Your task is to quote the material that follows, in full and exactly.

== Extracted data ==

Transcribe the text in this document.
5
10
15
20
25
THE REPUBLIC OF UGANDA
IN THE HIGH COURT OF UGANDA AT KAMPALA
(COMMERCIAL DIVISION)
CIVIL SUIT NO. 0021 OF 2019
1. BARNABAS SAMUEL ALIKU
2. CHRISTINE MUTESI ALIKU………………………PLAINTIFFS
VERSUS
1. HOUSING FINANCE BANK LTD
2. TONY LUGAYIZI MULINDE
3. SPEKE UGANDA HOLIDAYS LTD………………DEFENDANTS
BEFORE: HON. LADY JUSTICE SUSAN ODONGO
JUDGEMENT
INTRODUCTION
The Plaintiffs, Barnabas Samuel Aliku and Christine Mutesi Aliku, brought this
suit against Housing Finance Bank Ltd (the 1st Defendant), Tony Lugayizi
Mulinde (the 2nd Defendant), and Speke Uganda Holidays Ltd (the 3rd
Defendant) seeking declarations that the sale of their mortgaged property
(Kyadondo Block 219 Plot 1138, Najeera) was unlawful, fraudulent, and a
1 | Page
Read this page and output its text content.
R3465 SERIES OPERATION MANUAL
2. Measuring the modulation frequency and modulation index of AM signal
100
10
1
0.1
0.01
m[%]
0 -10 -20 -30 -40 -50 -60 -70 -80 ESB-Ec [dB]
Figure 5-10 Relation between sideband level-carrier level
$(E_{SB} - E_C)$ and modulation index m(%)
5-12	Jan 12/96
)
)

===

Written reply:
Transcribe the text in this document.
5
10
15
20
25
THE REPUBLIC OF UGANDA
IN THE HIGH COURT OF UGANDA AT KAMPALA
(COMMERCIAL DIVISION)
CIVIL SUIT NO. 0021 OF 2019
1. BARNABAS SAMUEL ALIKU
2. CHRISTINE MUTESI ALIKU………………………PLAINTIFFS
VERSUS
1. HOUSING FINANCE BANK LTD
2. TONY LUGAYIZI MULINDE
3. SPEKE UGANDA HOLIDAYS LTD………………DEFENDANTS
BEFORE: HON. LADY JUSTICE SUSAN ODONGO
JUDGEMENT
INTRODUCTION
The Plaintiffs, Barnabas Samuel Aliku and Christine Mutesi Aliku, brought this
suit against Housing Finance Bank Ltd (the 1st Defendant), Tony Lugayizi
Mulinde (the 2nd Defendant), and Speke Uganda Holidays Ltd (the 3rd
Defendant) seeking declarations that the sale of their mortgaged property
(Kyadondo Block 219 Plot 1138, Najeera) was unlawful, fraudulent, and a
1 | Page
Read this page and output its text content.
R3465 SERIES OPERATION MANUAL
2. Measuring the modulation frequency and modulation index of AM signal
100
10
1
0.1
0.01
m[%]
0 -10 -20 -30 -40 -50 -60 -70 -80 ESB-Ec [dB]
Figure 5-10 Relation between sideband level-carrier level
$(E_{SB} - E_C)$ and modulation index m(%)
5-12	Jan 12/96
)
)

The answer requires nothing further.